## Exercise description
Scan the data below for the string "Ashi". Show every line where it turns up.
--- begin Records for this task ---
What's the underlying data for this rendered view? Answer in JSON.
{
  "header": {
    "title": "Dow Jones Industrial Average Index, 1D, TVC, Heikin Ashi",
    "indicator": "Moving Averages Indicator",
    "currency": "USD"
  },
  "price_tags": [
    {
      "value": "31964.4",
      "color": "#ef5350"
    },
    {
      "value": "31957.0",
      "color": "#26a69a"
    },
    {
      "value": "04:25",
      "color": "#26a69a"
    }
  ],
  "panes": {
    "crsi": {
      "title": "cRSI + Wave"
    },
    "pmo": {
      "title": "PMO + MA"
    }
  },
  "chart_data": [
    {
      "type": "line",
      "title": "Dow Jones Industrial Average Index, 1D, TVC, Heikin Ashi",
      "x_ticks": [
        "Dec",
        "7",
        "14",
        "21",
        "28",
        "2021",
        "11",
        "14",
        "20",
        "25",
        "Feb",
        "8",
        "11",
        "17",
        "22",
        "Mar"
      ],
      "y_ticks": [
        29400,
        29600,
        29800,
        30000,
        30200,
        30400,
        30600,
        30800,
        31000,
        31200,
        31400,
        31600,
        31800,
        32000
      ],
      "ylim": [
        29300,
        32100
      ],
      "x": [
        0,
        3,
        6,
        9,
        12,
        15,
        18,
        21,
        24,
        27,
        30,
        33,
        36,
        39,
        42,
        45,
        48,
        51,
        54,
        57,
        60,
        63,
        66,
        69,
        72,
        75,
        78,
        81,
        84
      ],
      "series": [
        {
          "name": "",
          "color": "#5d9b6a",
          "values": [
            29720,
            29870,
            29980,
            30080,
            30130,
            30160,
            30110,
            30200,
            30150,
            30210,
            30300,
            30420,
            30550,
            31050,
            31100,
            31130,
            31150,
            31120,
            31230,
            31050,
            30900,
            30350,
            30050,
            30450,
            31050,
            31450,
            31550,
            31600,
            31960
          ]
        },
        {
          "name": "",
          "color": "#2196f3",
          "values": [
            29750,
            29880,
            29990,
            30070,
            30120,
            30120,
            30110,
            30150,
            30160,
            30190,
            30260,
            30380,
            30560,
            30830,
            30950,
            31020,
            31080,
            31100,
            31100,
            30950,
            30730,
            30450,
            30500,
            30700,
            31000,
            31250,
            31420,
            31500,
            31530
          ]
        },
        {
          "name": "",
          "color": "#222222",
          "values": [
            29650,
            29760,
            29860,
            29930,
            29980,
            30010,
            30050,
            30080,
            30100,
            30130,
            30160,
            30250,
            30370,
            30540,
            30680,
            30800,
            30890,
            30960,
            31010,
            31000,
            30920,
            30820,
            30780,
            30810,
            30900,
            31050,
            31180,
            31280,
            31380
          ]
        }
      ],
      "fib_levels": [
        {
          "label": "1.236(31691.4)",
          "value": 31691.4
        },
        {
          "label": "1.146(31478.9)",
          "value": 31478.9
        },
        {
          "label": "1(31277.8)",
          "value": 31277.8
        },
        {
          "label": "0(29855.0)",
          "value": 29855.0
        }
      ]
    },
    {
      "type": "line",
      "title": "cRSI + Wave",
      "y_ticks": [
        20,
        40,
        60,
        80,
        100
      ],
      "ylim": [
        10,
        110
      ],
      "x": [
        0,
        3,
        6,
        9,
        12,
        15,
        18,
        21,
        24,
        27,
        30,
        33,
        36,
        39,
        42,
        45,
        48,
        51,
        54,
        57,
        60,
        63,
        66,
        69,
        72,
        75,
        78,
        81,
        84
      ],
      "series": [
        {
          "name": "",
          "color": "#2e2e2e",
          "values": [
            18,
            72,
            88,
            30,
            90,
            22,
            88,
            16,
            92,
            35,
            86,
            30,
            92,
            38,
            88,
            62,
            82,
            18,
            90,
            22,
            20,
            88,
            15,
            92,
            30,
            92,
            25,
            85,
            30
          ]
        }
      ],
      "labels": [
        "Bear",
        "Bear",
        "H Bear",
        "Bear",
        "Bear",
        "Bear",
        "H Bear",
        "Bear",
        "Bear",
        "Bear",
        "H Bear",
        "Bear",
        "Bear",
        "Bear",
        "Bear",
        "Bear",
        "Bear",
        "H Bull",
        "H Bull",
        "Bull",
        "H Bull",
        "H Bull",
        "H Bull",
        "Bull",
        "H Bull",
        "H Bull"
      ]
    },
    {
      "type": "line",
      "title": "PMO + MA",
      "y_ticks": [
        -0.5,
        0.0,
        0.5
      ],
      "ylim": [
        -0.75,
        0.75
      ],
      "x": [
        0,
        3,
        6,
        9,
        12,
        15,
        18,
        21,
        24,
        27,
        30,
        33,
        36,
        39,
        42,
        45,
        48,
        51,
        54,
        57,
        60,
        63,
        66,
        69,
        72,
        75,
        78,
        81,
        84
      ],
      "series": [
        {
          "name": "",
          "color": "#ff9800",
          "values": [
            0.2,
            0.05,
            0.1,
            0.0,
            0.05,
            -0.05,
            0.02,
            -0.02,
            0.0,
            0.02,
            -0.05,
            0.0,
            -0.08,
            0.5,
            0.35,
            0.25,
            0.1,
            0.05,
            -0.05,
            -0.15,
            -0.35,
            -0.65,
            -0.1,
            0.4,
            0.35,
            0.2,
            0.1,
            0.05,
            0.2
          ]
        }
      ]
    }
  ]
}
--- end Records for this task ---
## Output for this task
    "title": "Dow Jones Industrial Average Index, 1D, TVC, Heikin Ashi",
      "title": "Dow Jones Industrial Average Index, 1D, TVC, Heikin Ashi",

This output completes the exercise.